::: Input rows

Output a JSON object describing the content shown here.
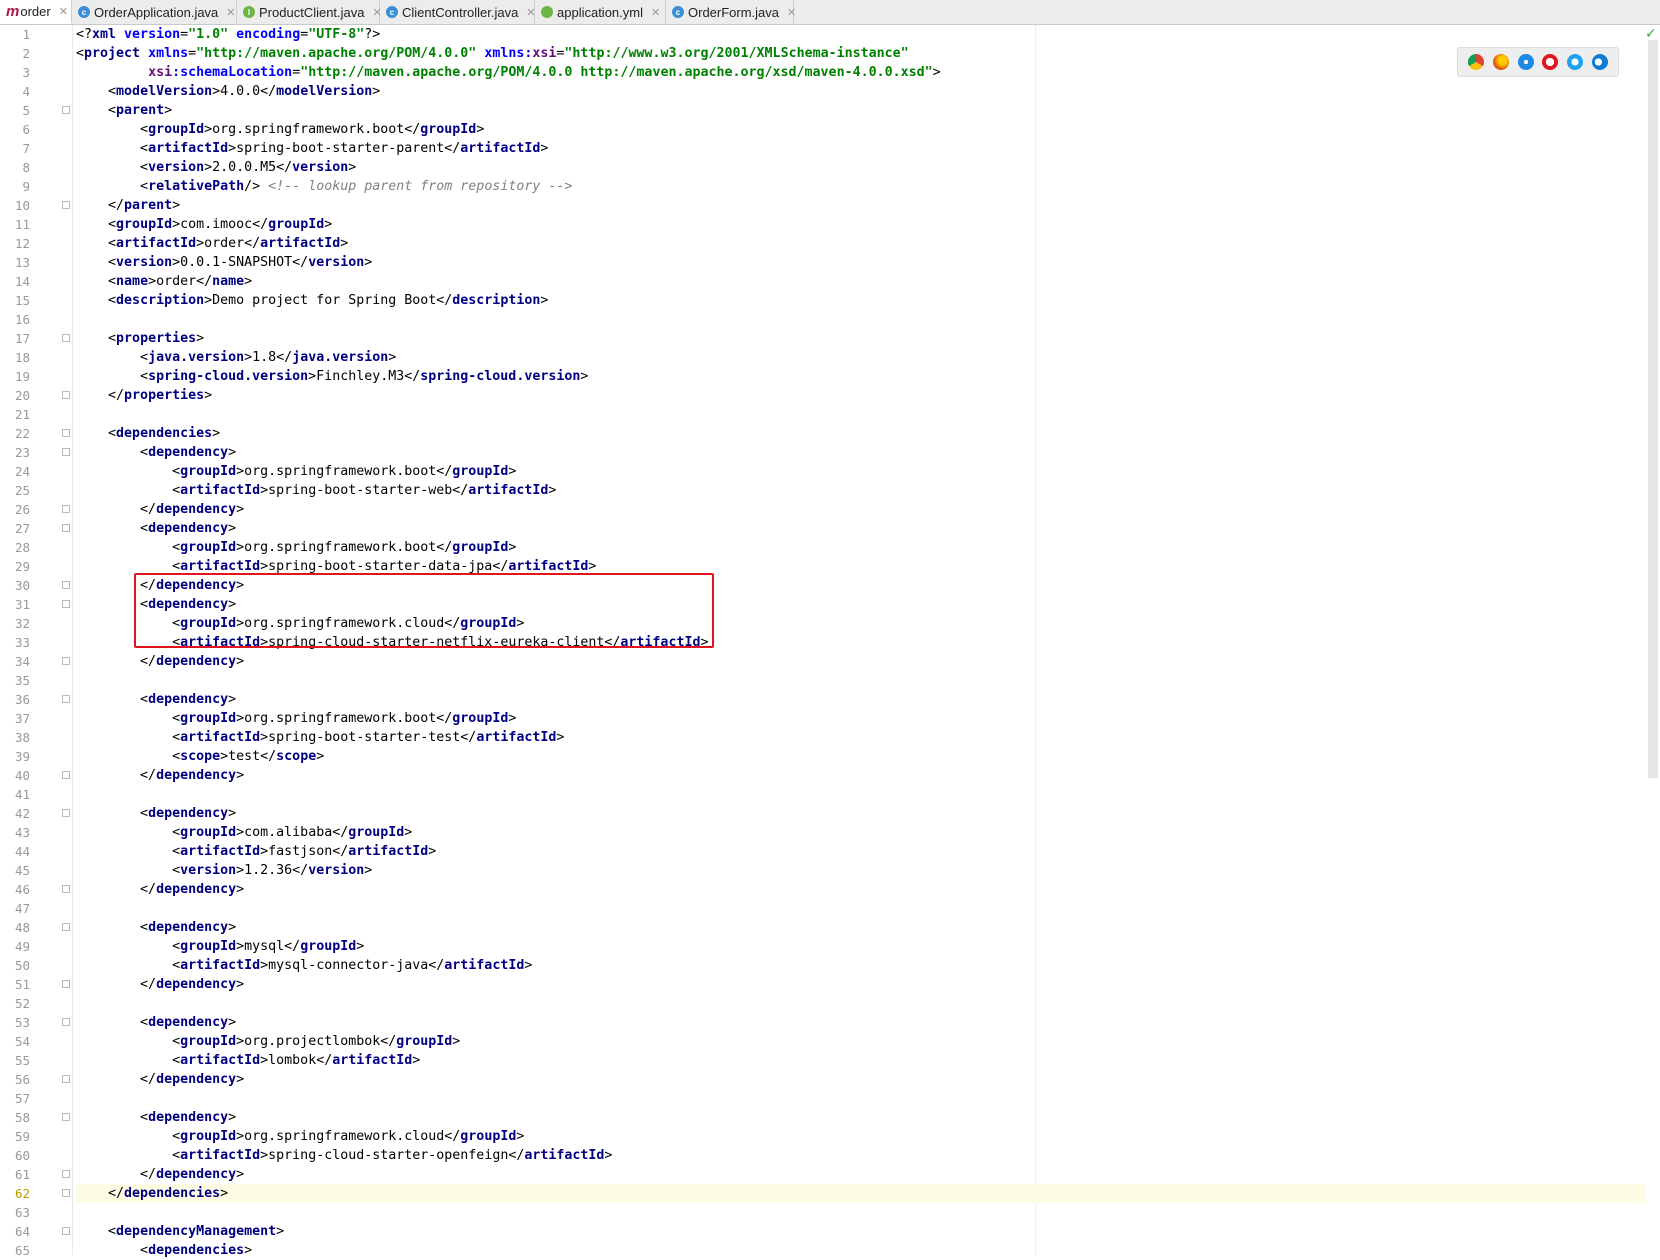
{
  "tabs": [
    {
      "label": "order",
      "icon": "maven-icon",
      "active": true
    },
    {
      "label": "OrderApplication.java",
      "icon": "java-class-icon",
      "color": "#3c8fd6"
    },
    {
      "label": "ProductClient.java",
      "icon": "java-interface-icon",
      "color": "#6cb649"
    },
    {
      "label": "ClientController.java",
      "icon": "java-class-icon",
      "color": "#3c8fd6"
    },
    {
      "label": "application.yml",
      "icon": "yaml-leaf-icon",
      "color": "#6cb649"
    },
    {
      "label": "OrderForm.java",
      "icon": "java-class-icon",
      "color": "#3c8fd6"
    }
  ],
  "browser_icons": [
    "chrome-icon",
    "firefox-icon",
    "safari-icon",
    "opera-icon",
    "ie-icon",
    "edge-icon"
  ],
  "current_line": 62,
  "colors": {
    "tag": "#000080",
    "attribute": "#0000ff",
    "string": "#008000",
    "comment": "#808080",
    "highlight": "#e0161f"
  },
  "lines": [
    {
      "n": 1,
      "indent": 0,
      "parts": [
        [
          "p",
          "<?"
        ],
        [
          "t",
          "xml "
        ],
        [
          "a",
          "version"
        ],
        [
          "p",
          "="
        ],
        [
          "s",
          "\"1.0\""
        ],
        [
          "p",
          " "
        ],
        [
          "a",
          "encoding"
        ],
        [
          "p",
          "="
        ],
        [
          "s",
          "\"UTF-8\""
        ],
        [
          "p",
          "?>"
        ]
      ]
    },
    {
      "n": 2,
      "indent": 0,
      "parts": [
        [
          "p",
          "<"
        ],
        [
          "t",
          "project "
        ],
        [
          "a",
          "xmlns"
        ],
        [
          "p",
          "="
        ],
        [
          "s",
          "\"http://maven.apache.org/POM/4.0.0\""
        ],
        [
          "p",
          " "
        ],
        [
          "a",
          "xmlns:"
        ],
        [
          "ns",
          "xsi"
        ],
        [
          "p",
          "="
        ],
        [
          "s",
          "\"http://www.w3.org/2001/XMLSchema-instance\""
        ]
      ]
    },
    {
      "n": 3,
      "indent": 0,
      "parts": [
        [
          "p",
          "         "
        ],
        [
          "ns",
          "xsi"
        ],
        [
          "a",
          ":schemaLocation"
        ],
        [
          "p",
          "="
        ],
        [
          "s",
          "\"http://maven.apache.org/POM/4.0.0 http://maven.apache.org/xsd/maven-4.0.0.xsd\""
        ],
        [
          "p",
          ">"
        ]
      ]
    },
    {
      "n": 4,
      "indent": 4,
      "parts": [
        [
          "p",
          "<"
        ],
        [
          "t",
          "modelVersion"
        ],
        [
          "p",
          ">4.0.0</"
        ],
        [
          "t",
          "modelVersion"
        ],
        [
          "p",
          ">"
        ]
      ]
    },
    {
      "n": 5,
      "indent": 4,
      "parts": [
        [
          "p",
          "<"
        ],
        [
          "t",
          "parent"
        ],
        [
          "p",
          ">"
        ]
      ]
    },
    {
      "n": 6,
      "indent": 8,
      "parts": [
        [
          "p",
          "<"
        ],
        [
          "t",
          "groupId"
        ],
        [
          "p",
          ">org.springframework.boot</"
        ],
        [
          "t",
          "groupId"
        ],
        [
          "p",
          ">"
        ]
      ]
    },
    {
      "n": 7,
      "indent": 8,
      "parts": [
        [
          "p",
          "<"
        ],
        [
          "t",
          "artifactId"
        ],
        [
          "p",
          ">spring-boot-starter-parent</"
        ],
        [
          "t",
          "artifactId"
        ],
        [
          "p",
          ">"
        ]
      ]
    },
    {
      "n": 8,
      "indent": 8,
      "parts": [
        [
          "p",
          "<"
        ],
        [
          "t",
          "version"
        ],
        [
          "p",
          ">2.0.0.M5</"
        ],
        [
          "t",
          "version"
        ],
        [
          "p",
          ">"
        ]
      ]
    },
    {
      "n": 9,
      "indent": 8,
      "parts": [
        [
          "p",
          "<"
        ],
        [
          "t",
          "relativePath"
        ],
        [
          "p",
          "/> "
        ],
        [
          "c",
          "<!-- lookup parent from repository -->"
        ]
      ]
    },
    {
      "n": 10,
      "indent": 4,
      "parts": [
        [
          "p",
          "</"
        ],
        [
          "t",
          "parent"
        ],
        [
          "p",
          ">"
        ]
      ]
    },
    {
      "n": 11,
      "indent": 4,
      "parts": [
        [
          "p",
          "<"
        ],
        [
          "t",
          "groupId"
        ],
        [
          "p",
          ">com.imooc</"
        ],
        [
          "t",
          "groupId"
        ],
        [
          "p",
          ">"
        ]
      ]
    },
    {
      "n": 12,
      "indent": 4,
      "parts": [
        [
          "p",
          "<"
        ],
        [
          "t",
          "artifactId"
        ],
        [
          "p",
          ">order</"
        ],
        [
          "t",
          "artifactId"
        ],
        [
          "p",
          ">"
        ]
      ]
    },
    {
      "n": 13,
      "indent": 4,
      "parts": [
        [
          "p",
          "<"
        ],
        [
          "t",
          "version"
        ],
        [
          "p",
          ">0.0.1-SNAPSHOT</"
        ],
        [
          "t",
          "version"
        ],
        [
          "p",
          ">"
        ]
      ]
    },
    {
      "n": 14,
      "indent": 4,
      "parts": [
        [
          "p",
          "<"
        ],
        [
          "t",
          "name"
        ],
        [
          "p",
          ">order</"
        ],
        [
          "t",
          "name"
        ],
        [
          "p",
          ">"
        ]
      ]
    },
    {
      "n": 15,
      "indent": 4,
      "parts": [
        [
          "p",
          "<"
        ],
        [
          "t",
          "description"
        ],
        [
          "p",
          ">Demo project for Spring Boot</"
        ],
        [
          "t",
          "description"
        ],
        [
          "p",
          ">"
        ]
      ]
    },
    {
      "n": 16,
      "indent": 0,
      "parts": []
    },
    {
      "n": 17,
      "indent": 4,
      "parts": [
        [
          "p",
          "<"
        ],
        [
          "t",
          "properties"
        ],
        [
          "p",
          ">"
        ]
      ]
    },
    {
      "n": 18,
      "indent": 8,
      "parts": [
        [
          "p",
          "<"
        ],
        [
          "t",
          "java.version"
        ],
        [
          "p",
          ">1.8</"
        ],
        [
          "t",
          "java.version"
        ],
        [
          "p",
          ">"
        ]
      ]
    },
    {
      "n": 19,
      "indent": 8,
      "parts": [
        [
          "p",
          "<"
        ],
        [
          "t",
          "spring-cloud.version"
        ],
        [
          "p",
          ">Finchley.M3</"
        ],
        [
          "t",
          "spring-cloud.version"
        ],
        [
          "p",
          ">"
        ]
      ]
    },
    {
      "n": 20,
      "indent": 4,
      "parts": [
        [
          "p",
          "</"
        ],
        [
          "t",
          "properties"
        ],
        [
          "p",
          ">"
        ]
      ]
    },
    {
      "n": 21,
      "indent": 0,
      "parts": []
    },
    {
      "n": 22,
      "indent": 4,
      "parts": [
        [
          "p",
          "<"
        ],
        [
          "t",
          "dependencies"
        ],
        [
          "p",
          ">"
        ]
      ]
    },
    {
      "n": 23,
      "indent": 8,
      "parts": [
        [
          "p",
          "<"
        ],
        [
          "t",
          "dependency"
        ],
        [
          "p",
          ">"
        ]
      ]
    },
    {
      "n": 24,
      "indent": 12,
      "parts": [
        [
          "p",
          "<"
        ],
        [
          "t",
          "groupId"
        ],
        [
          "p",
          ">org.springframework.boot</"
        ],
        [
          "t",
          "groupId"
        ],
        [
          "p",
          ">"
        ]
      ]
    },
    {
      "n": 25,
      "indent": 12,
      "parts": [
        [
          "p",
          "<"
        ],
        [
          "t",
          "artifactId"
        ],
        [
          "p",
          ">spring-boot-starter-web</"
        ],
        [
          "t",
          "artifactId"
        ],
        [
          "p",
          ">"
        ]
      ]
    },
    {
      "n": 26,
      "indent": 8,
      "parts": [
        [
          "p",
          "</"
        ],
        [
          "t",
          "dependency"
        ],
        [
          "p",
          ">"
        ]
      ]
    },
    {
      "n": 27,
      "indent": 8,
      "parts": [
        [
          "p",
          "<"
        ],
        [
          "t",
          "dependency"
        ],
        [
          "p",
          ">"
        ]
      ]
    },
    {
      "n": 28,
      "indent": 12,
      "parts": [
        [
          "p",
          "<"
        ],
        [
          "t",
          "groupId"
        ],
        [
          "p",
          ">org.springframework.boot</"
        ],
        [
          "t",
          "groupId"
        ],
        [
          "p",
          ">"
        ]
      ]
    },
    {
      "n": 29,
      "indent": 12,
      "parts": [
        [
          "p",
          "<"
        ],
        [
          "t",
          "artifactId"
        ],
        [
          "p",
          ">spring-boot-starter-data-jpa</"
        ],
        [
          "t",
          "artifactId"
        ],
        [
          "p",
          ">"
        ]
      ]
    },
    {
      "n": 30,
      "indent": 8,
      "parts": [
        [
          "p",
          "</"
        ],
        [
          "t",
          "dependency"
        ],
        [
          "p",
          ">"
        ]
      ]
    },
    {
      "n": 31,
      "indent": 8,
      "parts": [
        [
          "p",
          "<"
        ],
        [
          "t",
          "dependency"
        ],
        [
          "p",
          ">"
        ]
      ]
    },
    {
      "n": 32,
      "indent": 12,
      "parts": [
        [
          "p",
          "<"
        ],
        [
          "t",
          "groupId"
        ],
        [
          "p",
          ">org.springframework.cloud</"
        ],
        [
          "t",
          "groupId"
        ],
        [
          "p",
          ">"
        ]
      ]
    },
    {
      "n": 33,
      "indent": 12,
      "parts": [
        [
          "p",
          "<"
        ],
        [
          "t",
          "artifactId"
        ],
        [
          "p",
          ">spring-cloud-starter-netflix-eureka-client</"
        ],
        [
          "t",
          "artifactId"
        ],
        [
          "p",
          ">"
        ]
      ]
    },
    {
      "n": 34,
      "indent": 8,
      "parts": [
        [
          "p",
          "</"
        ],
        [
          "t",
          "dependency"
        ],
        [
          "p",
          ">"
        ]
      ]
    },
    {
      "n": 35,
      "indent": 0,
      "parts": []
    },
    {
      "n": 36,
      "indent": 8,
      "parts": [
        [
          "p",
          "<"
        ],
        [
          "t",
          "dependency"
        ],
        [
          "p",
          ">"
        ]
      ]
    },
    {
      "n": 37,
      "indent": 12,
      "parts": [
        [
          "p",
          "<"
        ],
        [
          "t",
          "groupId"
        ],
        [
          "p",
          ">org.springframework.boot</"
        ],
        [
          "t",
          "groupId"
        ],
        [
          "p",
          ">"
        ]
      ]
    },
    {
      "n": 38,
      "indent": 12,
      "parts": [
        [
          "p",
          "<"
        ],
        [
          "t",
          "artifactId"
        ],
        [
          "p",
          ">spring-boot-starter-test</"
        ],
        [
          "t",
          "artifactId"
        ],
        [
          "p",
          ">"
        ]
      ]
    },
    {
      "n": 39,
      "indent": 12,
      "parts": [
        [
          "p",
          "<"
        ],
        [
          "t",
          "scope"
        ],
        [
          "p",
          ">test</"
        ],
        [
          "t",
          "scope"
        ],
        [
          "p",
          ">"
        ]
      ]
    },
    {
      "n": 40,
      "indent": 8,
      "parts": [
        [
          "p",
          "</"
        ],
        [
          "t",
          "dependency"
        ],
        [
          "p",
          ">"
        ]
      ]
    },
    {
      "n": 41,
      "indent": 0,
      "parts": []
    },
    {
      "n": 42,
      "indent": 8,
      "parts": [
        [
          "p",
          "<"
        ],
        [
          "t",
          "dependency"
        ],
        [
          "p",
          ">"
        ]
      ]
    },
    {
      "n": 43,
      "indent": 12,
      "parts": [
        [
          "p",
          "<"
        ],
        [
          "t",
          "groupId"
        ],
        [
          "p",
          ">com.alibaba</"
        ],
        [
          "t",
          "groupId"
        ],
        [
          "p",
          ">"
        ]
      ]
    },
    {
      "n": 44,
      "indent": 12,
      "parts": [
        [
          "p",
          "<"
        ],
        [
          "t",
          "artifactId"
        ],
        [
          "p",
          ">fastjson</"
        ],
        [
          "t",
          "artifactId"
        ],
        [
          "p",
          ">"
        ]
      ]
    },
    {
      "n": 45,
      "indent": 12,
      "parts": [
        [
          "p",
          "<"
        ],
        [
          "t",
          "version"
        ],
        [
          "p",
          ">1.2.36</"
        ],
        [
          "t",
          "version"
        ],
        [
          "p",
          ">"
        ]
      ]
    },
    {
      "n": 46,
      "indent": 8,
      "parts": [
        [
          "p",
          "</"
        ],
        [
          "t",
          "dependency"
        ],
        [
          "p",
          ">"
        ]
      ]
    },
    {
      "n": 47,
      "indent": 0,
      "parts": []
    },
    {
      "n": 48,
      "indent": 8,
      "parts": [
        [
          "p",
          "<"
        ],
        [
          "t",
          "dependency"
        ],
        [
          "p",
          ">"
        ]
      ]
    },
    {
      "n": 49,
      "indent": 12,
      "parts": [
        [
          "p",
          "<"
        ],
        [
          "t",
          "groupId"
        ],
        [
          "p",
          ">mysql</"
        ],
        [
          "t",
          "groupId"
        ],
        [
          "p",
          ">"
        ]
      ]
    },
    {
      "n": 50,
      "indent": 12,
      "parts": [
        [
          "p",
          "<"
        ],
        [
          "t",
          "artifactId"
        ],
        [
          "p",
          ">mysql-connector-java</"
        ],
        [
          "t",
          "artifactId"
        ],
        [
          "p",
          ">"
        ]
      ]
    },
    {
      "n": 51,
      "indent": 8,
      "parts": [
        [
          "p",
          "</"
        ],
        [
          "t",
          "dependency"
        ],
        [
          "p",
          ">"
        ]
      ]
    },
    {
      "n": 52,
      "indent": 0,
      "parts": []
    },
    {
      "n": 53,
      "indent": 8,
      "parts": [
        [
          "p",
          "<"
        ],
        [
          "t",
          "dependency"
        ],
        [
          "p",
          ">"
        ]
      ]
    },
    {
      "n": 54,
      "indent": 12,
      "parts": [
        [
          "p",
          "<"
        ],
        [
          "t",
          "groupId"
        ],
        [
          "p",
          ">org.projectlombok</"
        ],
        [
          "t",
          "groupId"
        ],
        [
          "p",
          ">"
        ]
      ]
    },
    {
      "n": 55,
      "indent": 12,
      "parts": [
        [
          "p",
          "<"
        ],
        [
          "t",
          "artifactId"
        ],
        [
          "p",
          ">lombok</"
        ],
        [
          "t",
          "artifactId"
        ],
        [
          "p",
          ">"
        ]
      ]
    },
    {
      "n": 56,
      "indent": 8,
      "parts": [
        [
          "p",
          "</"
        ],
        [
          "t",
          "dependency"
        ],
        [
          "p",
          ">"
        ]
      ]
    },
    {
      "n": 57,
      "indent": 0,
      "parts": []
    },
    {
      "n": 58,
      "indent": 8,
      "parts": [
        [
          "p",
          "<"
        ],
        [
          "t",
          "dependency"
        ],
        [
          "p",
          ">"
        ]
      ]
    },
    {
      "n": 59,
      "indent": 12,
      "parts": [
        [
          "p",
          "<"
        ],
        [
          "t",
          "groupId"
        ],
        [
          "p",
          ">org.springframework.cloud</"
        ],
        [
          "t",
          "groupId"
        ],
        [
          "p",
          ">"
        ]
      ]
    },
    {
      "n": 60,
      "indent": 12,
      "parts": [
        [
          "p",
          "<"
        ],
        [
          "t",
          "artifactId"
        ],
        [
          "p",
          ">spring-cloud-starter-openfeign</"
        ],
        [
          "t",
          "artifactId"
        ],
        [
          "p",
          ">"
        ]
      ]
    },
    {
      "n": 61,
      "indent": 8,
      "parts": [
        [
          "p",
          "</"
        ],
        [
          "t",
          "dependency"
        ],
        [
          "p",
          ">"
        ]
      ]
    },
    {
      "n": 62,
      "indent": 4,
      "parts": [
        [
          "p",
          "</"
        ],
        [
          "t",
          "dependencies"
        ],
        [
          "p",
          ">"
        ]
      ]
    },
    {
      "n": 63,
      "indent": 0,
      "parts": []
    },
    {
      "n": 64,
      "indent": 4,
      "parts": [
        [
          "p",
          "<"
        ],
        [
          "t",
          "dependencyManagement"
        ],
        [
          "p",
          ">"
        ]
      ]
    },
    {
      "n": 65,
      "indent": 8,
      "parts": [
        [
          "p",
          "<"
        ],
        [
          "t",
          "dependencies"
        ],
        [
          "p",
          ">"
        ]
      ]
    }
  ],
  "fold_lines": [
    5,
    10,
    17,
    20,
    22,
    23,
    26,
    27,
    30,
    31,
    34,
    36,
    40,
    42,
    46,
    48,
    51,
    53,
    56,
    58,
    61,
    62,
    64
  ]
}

::::::

- To be done: Copy out the lines that hold "parent".

- Answer to the problem:
          "parent"
          ">spring-boot-starter-parent</"
          "<!-- lookup parent from repository -->"
          "parent"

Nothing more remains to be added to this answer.